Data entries
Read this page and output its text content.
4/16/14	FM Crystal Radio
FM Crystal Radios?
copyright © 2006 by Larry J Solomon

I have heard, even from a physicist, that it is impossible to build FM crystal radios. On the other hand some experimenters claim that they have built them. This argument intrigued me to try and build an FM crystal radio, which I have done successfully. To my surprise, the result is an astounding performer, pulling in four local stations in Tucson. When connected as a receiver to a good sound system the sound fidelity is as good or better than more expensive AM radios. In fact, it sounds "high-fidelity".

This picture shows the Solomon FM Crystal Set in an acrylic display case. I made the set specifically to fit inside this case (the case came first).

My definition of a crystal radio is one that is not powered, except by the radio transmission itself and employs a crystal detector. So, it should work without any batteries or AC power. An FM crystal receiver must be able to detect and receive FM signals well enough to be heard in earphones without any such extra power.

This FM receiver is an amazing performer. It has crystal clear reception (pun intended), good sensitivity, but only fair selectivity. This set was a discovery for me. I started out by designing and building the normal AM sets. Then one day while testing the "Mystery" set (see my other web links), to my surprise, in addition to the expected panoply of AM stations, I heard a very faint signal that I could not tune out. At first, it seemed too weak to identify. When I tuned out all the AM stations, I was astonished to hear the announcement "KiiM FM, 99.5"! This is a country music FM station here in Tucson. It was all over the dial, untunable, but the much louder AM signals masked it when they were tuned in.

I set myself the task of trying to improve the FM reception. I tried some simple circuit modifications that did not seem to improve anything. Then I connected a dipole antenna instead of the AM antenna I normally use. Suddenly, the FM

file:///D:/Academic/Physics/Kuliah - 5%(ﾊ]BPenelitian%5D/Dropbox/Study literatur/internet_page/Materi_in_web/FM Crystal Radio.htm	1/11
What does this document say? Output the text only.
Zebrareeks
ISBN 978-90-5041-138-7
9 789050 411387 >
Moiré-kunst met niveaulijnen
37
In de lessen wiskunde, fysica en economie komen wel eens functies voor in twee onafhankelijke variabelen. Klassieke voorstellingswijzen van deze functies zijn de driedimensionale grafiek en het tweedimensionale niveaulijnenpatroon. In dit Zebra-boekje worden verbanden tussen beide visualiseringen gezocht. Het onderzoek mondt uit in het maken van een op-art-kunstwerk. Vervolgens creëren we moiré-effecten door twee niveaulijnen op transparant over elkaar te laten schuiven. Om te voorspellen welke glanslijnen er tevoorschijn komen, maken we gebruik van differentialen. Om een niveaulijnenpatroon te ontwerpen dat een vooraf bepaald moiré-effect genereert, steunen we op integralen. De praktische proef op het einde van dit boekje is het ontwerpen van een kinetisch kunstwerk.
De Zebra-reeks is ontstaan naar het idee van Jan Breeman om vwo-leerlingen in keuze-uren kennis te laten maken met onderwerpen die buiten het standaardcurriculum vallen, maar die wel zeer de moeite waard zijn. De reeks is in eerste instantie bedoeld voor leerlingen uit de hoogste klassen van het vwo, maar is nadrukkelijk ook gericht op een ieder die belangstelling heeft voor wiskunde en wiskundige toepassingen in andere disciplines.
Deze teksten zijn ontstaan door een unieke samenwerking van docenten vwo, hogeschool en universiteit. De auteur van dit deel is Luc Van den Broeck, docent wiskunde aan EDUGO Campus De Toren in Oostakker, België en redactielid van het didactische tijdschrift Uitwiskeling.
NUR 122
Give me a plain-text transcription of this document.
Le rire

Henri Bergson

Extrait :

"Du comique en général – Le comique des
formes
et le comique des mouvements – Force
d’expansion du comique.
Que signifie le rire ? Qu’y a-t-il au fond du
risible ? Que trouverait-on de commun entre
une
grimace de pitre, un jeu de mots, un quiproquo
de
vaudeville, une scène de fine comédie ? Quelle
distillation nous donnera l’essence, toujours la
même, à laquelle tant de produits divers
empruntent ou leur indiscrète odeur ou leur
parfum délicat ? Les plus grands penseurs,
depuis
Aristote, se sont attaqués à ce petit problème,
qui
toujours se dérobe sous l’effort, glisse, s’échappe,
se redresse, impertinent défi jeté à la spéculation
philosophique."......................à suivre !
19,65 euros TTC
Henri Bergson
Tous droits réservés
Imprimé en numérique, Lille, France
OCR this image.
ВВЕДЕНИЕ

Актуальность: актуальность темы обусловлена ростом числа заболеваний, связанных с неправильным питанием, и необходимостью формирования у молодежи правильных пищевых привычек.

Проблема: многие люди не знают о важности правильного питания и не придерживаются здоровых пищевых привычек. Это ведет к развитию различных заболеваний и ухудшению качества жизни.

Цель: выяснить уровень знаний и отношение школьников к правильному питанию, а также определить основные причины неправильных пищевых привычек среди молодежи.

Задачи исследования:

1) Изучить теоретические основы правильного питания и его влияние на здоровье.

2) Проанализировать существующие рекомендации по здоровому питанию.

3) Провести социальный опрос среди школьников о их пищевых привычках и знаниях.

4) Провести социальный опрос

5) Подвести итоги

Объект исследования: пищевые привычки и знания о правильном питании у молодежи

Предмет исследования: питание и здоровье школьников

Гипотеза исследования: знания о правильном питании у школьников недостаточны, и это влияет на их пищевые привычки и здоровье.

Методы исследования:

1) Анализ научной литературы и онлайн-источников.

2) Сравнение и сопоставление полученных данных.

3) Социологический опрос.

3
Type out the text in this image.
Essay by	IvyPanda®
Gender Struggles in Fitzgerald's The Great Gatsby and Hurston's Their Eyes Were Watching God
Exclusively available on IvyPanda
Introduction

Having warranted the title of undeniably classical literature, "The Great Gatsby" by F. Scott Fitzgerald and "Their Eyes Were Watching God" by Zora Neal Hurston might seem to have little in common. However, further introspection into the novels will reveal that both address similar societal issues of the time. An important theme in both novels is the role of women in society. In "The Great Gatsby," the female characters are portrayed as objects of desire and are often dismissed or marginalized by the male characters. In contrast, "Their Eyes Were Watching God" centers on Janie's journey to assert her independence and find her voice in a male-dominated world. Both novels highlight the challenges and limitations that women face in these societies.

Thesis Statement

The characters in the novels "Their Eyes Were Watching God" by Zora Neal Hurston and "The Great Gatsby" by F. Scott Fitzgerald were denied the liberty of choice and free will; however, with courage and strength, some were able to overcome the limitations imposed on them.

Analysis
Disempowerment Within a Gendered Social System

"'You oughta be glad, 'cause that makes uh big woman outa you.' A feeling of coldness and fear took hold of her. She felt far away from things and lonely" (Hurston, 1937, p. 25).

Job: Copy, from the material above, each line in which the string "Hurston" occurs.

Written solution:
Gender Struggles in Fitzgerald's The Great Gatsby and Hurston's Their Eyes Were Watching God
Having warranted the title of undeniably classical literature, "The Great Gatsby" by F. Scott Fitzgerald and "Their Eyes Were Watching God" by Zora Neal Hurston might seem to have little in common. However, further introspection into the novels will reveal that both address similar societal issues of the time. An important theme in both novels is the role of women in society. In "The Great Gatsby," the female characters are portrayed as objects of desire and are often dismissed or marginalized by the male characters. In contrast, "Their Eyes Were Watching God" centers on Janie's journey to assert her independence and find her voice in a male-dominated world. Both novels highlight the challenges and limitations that women face in these societies.
The characters in the novels "Their Eyes Were Watching God" by Zora Neal Hurston and "The Great Gatsby" by F. Scott Fitzgerald were denied the liberty of choice and free will; however, with courage and strength, some were able to overcome the limitations imposed on them.
"'You oughta be glad, 'cause that makes uh big woman outa you.' A feeling of coldness and fear took hold of her. She felt far away from things and lonely" (Hurston, 1937, p. 25).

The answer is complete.